Given instruction:
State how many lines contain "Rabb", and write nothing except that count.

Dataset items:
* Start *
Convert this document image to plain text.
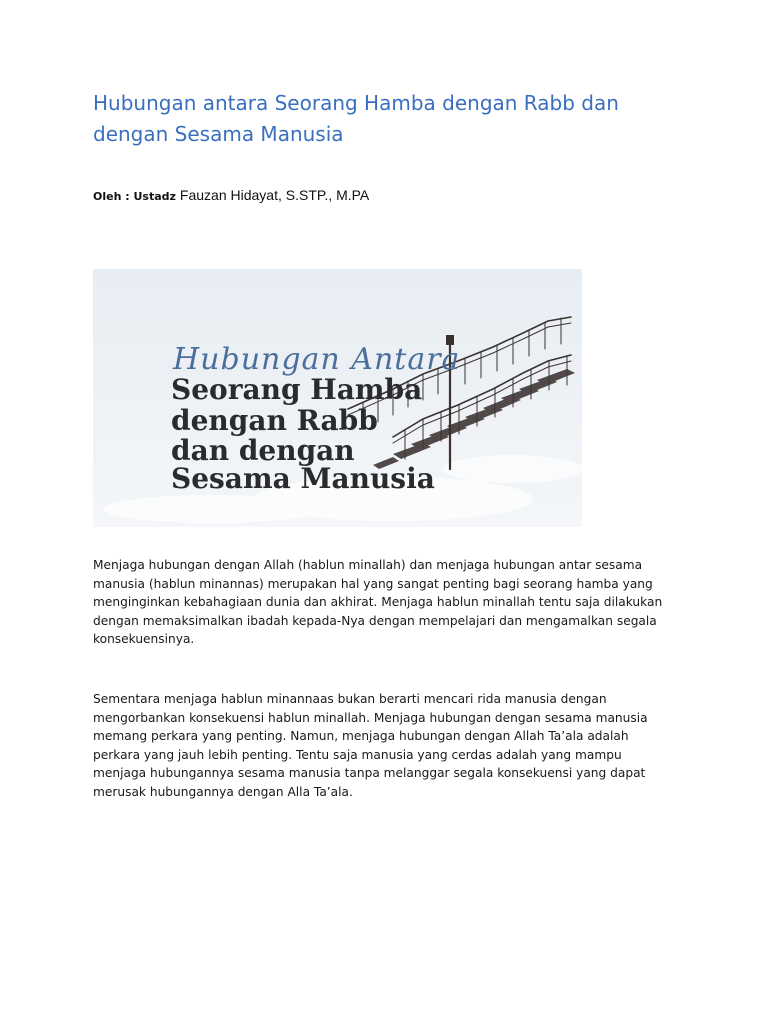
Hubungan antara Seorang Hamba dengan Rabb dan dengan Sesama Manusia
Oleh : Ustadz Fauzan Hidayat, S.STP., M.PA
Hubungan Antara
Seorang Hamba
dengan Rabb
dan dengan
Sesama Manusia

Menjaga hubungan dengan Allah (hablun minallah) dan menjaga hubungan antar sesama manusia (hablun minannas) merupakan hal yang sangat penting bagi seorang hamba yang menginginkan kebahagiaan dunia dan akhirat. Menjaga hablun minallah tentu saja dilakukan dengan memaksimalkan ibadah kepada-Nya dengan mempelajari dan mengamalkan segala konsekuensinya.

Sementara menjaga hablun minannaas bukan berarti mencari rida manusia dengan mengorbankan konsekuensi hablun minallah. Menjaga hubungan dengan sesama manusia memang perkara yang penting. Namun, menjaga hubungan dengan Allah Ta’ala adalah perkara yang jauh lebih penting. Tentu saja manusia yang cerdas adalah yang mampu menjaga hubungannya sesama manusia tanpa melanggar segala konsekuensi yang dapat merusak hubungannya dengan Alla Ta’ala.
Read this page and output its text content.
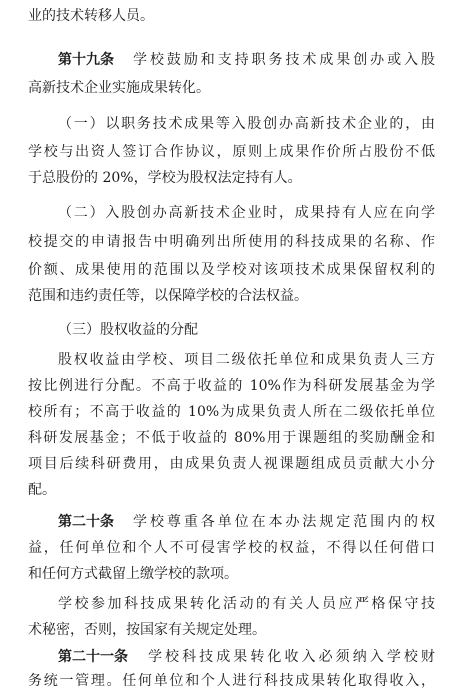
业的技术转移人员。
第十九条 学校鼓励和支持职务技术成果创办或入股
高新技术企业实施成果转化。
（一）以职务技术成果等入股创办高新技术企业的，由
学校与出资人签订合作协议，原则上成果作价所占股份不低
于总股份的 20%，学校为股权法定持有人。
（二）入股创办高新技术企业时，成果持有人应在向学
校提交的申请报告中明确列出所使用的科技成果的名称、作
价额、成果使用的范围以及学校对该项技术成果保留权利的
范围和违约责任等，以保障学校的合法权益。
（三）股权收益的分配
股权收益由学校、项目二级依托单位和成果负责人三方
按比例进行分配。不高于收益的 10%作为科研发展基金为学
校所有；不高于收益的 10%为成果负责人所在二级依托单位
科研发展基金；不低于收益的 80%用于课题组的奖励酬金和
项目后续科研费用，由成果负责人视课题组成员贡献大小分
配。
第二十条 学校尊重各单位在本办法规定范围内的权
益，任何单位和个人不可侵害学校的权益，不得以任何借口
和任何方式截留上缴学校的款项。
学校参加科技成果转化活动的有关人员应严格保守技
术秘密，否则，按国家有关规定处理。
第二十一条 学校科技成果转化收入必须纳入学校财
务统一管理。任何单位和个人进行科技成果转化取得收入，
* End *
The response:
2